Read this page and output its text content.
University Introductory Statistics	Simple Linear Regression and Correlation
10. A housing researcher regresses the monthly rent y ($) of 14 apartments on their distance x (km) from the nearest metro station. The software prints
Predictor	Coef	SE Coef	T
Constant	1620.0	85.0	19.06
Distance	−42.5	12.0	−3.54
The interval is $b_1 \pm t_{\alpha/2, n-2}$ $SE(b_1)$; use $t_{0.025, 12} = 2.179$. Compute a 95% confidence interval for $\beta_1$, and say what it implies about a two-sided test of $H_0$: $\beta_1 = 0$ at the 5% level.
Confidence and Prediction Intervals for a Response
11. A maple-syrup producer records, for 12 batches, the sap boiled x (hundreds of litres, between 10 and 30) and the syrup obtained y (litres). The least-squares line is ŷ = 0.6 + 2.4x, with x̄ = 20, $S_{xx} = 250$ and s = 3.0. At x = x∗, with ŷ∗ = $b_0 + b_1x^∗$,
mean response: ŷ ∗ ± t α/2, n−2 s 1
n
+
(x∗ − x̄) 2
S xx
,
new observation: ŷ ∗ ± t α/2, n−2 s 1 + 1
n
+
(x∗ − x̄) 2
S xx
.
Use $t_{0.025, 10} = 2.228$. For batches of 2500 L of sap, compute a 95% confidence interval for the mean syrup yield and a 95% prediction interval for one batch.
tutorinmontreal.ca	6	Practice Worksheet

**GIVEN EXERCISE**
Filter the records above and return every line that holds the word "mean".

**ANSWER FOR THIS EXERCISE**
mean response: ŷ ∗ ± t α/2, n−2 s 1
Use $t_{0.025, 10} = 2.228$. For batches of 2500 L of sap, compute a 95% confidence interval for the mean syrup yield and a 95% prediction interval for one batch.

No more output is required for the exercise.